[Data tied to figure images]
--- START ---
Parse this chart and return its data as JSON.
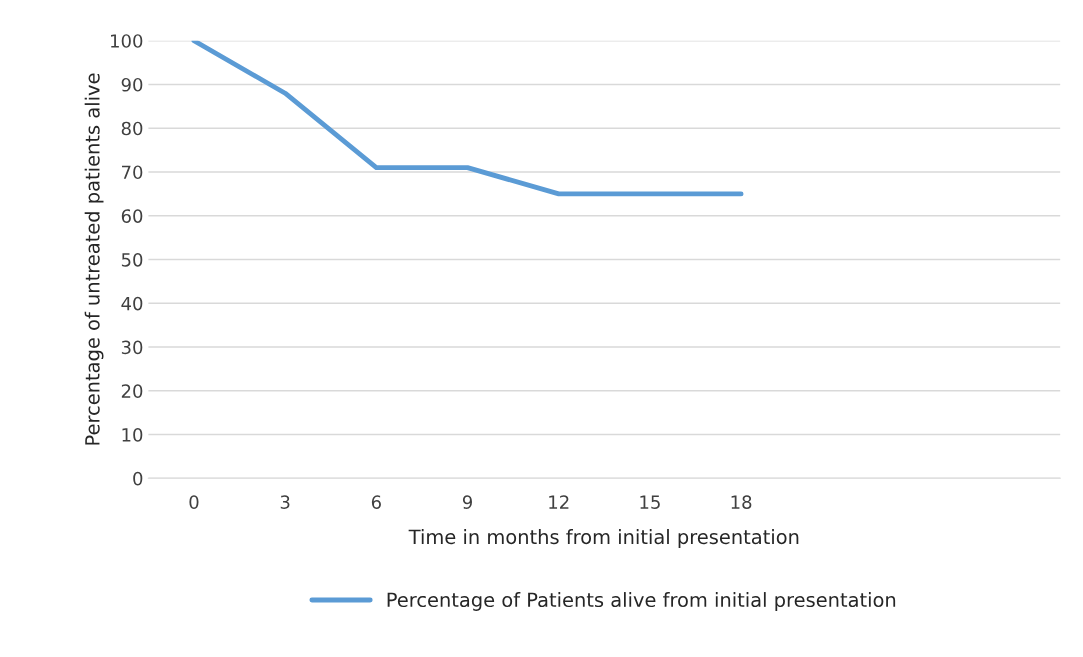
{
  "chart_data": {
    "type": "line",
    "xlabel": "Time in months from initial presentation",
    "ylabel": "Percentage of untreated patients alive",
    "categories": [
      "0",
      "3",
      "6",
      "9",
      "12",
      "15",
      "18",
      null,
      null,
      null
    ],
    "series": [
      {
        "name": "Percentage of Patients alive from initial presentation",
        "color": "#5b9bd5",
        "values": [
          100,
          88,
          71,
          71,
          65,
          65,
          65,
          null,
          null,
          null
        ]
      }
    ],
    "ylim": [
      0,
      100
    ],
    "yticks": [
      0,
      10,
      20,
      30,
      40,
      50,
      60,
      70,
      80,
      90,
      100
    ],
    "grid": "y",
    "legend": "bottom",
    "marker": "none",
    "line_style": "solid"
  }
}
--- END ---
REQUIRED ACTION:
Where does the string "initial" appear in the records above? Show every line that holds it.

YOUR SOLUTION:
    "xlabel": "Time in months from initial presentation",
        "name": "Percentage of Patients alive from initial presentation",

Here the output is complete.